==== ТЕКСТ
10.3. Еще немного о причинах нашего краха
10.3. Еще немного о причинах нашего краха
Марксистско-ленинская модель, по многим показанным в этой книге причинам, равно как и другим, чисто экономическим, не выдержала испытания временем совершенно не случайно. Крах, некоторые причины которого мы уже обсудили выше (9.7), был абсолютно неизбежен еще и потому, что марксисты не имели ни малейшего понятия о закономерностях процессов самоорганизации (кибернетике, синергетике) и «неисправимых» особенностях психики человека, определяемых его эволюционным происхождением.
У муравьев и термитов, будь они мыслящими существами, вероятно, удалось бы построить социализм и коммунизм. Но для превращения человека в муравья не хватило бы и миллионов лет. Марксисты мечтали построить «государство разума», основанное на высокогуманном принципе: с каждого по способностям, каждому по потребностям
В результате же, они, как уже было сказано, разрушив прежние общественные структуры, вернулись к первобытному варианту «государство-дворец», заведомо обреченному на саморазрушение в современном технологическом обществе. У них получились государственные структуры, которые обирают производителей материальных благ, дабы потом таковые распределять, делая это бестолково и нечестно.
========
==== ВЫБОРКА ДАННЫХ
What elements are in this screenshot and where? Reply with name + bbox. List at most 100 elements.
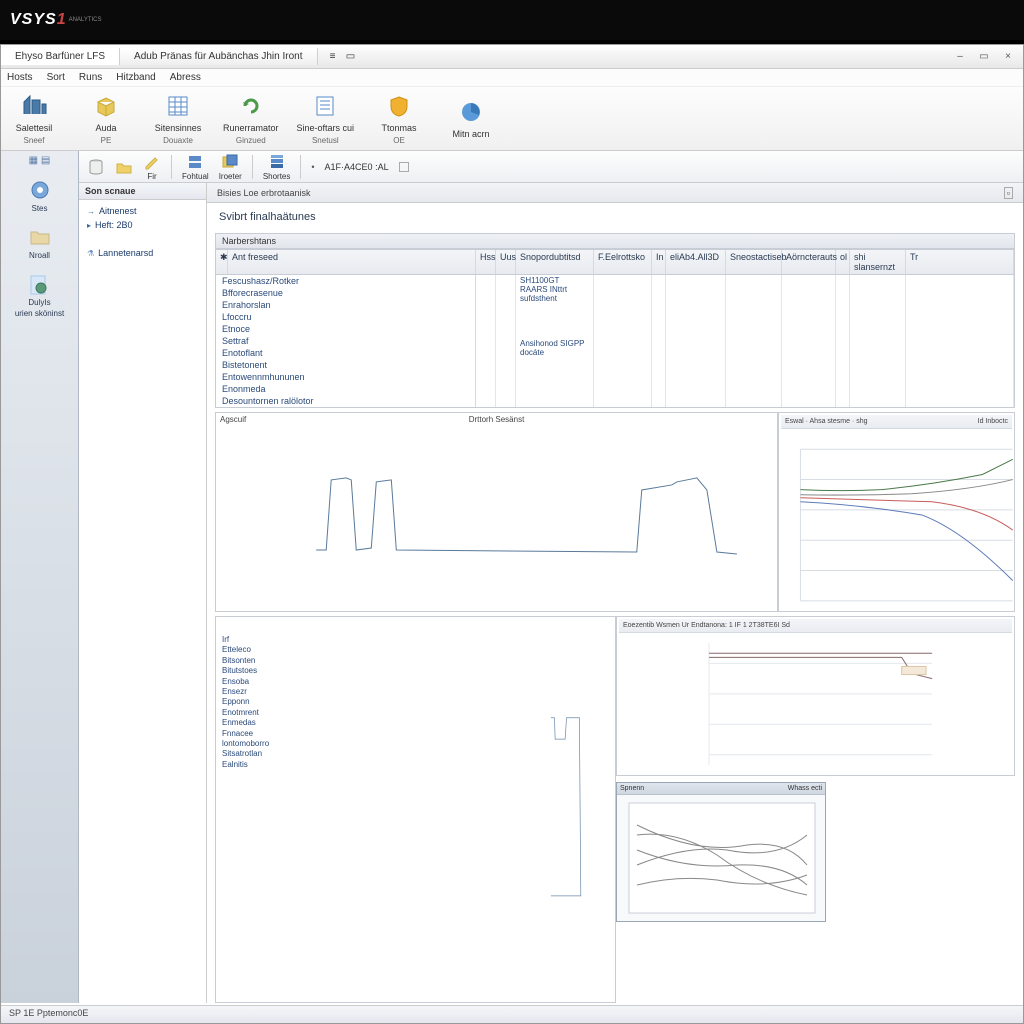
os-topbar: VSYS1 ANALYTICS <box>0 0 1024 40</box>
prop-row[interactable]: Bistetonent <box>216 359 475 371</box>
ribbon-mitnacrn[interactable]: Mitn acrn <box>444 98 498 139</box>
prop-row[interactable]: Enrahorslan <box>216 299 475 311</box>
property-names: Fescushasz/Rotker Bfforecrasenue Enrahor… <box>216 275 476 407</box>
maximize-button[interactable]: ▭ <box>977 50 991 64</box>
chart-right-2[interactable]: Eoezentib Wsmen Ur Endtanona: 1 IF 1 2T3… <box>616 616 1015 776</box>
window-tab-1[interactable]: Ehyso Barfüner LFS <box>1 48 120 65</box>
rail-item-nroall[interactable]: Nroall <box>28 225 52 260</box>
thumbnail-plot <box>617 795 827 921</box>
gear-icon <box>28 178 52 202</box>
toolbar-dropdown[interactable]: A1F·A4CE0 :AL <box>325 162 389 172</box>
stack2-icon <box>268 153 286 171</box>
cylinder-icon <box>87 158 105 176</box>
toolbar-dropdown-label: • <box>311 162 314 172</box>
ribbon-salettesil[interactable]: SalettesilSneef <box>7 92 61 145</box>
inner-area: Fir Fohtual Iroeter Shortes • A1F·A4CE0 … <box>79 151 1023 1003</box>
chart4-title: Eoezentib Wsmen Ur Endtanona: 1 IF 1 2T3… <box>619 619 1012 633</box>
chart1-left-label: Agscuif <box>220 415 246 424</box>
stack-icon <box>221 153 239 171</box>
document-icon <box>311 92 339 120</box>
minimize-button[interactable]: – <box>953 50 967 64</box>
ribbon-sineoftars[interactable]: Sine-oftars cuiSnetusl <box>297 92 355 145</box>
document-tab[interactable]: Bisies Loe erbrotaanisk▫ <box>207 183 1023 203</box>
prop-row[interactable]: Lfoccru <box>216 311 475 323</box>
ribbon: SalettesilSneef AudaPE SitensinnesDouaxt… <box>1 87 1023 151</box>
tree-node-1[interactable]: ▸Heft: 2B0 <box>87 218 198 232</box>
ribbon-sitensinnes[interactable]: SitensinnesDouaxte <box>151 92 205 145</box>
chart-left-1[interactable]: Agscuif Drttorh Sesänst <box>215 412 778 612</box>
logo-text: VSYS1 <box>10 11 67 29</box>
ribbon-ttonmas[interactable]: TtonmasOE <box>372 92 426 145</box>
tree-node-2[interactable]: ⚗Lannetenarsd <box>87 246 198 260</box>
menu-sort[interactable]: Sort <box>47 72 65 83</box>
folder-open-icon <box>115 158 133 176</box>
tree-header: Son scnaue <box>79 183 206 200</box>
prop-row[interactable]: Settraf <box>216 335 475 347</box>
menu-hitzband[interactable]: Hitzband <box>116 72 155 83</box>
rail-item-dulyis[interactable]: DulyIs urien sköninst <box>15 272 64 318</box>
page-globe-icon <box>27 272 51 296</box>
tool-iroeter[interactable]: Iroeter <box>219 153 242 181</box>
ribbon-auda[interactable]: AudaPE <box>79 92 133 145</box>
prop-row[interactable]: Desountornen ralölotor <box>216 395 475 407</box>
chart1-title: Drttorh Sesänst <box>469 415 525 424</box>
menu-abress[interactable]: Abress <box>170 72 201 83</box>
logo-subtitle: ANALYTICS <box>69 17 102 23</box>
content-split: Son scnaue →Aitnenest ▸Heft: 2B0 ⚗Lannet… <box>79 183 1023 1003</box>
tree-node-0[interactable]: →Aitnenest <box>87 204 198 218</box>
chart2-legend: Eswal · Ahsa stesme · shgId Inboctc <box>781 415 1012 429</box>
menu-runs[interactable]: Runs <box>79 72 102 83</box>
status-text: SP 1E Pptemonc0E <box>9 1008 88 1018</box>
rail-toggle-icons[interactable]: ▦ ▤ <box>29 155 51 166</box>
grid-header-row: ✱ Ant freseed Hss Uus Snopordubtitsd F.E… <box>216 250 1014 275</box>
shield-icon <box>385 92 413 120</box>
title-tab-strip: Ehyso Barfüner LFS Adub Pränas für Aubän… <box>1 45 1023 69</box>
thumbnail-preview[interactable]: SpnennWhass ecti <box>616 782 826 922</box>
ribbon-runerramator[interactable]: RunerramatorGinzued <box>223 92 279 145</box>
document-title: Svibrt finalhaätunes <box>207 203 1023 231</box>
tab-restore-icon[interactable]: ▭ <box>344 50 358 64</box>
chart4-plot <box>617 633 1014 775</box>
doc-tab-button[interactable]: ▫ <box>1004 187 1013 199</box>
menu-hosts[interactable]: Hosts <box>7 72 33 83</box>
prop-row[interactable]: Enotoflant <box>216 347 475 359</box>
prop-row[interactable]: Etnoce <box>216 323 475 335</box>
prop-row[interactable]: Fescushasz/Rotker <box>216 275 475 287</box>
refresh-icon <box>237 92 265 120</box>
tree-panel: Son scnaue →Aitnenest ▸Heft: 2B0 ⚗Lannet… <box>79 183 207 1003</box>
prop-row[interactable]: Bfforecrasenue <box>216 287 475 299</box>
status-bar: SP 1E Pptemonc0E <box>1 1005 1023 1023</box>
chart-row-1: Agscuif Drttorh Sesänst Eswal · Ahsa ste… <box>215 412 1015 612</box>
prop-value: sufdsthent <box>520 294 589 303</box>
building-icon <box>20 92 48 120</box>
grid-icon <box>164 92 192 120</box>
app-window: Ehyso Barfüner LFS Adub Pränas für Aubän… <box>0 44 1024 1024</box>
secondary-toolbar: Fir Fohtual Iroeter Shortes • A1F·A4CE0 … <box>79 151 1023 183</box>
folder-icon <box>28 225 52 249</box>
pencil-icon <box>143 153 161 171</box>
tab-dropdown-icon[interactable]: ≡ <box>326 50 340 64</box>
prop-value: Ansihonod SIGPP docáte <box>520 339 589 357</box>
prop-value: SH1100GT RAARS INttrt <box>520 276 589 294</box>
piechart-icon <box>457 98 485 126</box>
prop-row[interactable]: Enonmeda <box>216 383 475 395</box>
tool-cylinder[interactable] <box>87 158 105 176</box>
tool-shortes[interactable]: Shortes <box>263 153 291 181</box>
menu-bar: Hosts Sort Runs Hitzband Abress <box>1 69 1023 87</box>
main-document: Bisies Loe erbrotaanisk▫ Svibrt finalhaä… <box>207 183 1023 1003</box>
tool-fohtual[interactable]: Fohtual <box>182 153 209 181</box>
box-icon <box>92 92 120 120</box>
chart1-plot <box>216 429 777 611</box>
chart-right-1[interactable]: Eswal · Ahsa stesme · shgId Inboctc <box>778 412 1015 612</box>
tool-edit[interactable]: Fir <box>143 153 161 181</box>
thumbnail-header: SpnennWhass ecti <box>617 783 825 795</box>
workspace: ▦ ▤ Stes Nroall DulyIs urien sköninst Fi… <box>1 151 1023 1003</box>
window-tab-2[interactable]: Adub Pränas für Aubänchas Jhin Iront <box>120 48 317 65</box>
properties-section-header: Narbershtans <box>215 233 1015 249</box>
toolbar-checkbox[interactable] <box>399 162 409 172</box>
tool-folder[interactable] <box>115 158 133 176</box>
prop-row[interactable]: Entowennmhununen <box>216 371 475 383</box>
close-button[interactable]: × <box>1001 50 1015 64</box>
chart-left-2[interactable]: IrfEttelecoBitsontenBitutstoesEnsobaEnse… <box>215 616 616 1003</box>
rail-item-stes[interactable]: Stes <box>28 178 52 213</box>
========
■ **ЗАДАНИЯ**
#1 Процитируйте из текста о крахе марксистско-ленинской модели фрагмент, который начинается словами «У муравьев и» и заканчивается словами «бестолково и нечестно.».
#2 Перечислите все слова и выражения, которые в тексте о крахе марксистско-ленинской модели заключены в кавычки.
#3 Продолжите текст о крахе марксистско-ленинской модели, начиная сразу после его последнего предложения.

■ **ОТВЕТЫ**
#1
У муравьев и термитов, будь они мыслящими существами, вероятно, удалось бы построить социализм и коммунизм. Но для превращения человека в муравья не хватило бы и миллионов лет. Марксисты мечтали построить «государство разума», основанное на высокогуманном принципе: с каждого по способностям, каждому по потребностям
В результате же, они, как уже было сказано, разрушив прежние общественные структуры, вернулись к первобытному варианту «государство-дворец», заведомо обреченному на саморазрушение в современном технологическом обществе. У них получились государственные структуры, которые обирают производителей материальных благ, дабы потом таковые распределять, делая это бестолково и нечестно.

#2 «неисправимых», «государство разума», «государство-дворец»

#3
Тем самым основным побудительным мотивом труда на совесть в социалистическом обществе стал страх наказания (внеэкономическое принуждение). Уже это одно сделало необходимыми террор и соответствующий аппарат принуждения. Однако, одним голым насилием нельзя обеспечить должную производительность даже физического труда. Это доказала история еще древних рабовладельческих государств.
Тем паче, то же самое касается труда умственного, творческого, а он был совершенно необходим большевикам для военно-политического противостояния западу. В результате, им уже вскоре после прихода к власти пришлось скрепя сердце отказаться от первоначально задуманной модели строго уравнительного распределения. Этот первый компромисс повлек за собой цепочку других. Сразу же возродилось социальное неравенство в его крайних докапиталистических формах.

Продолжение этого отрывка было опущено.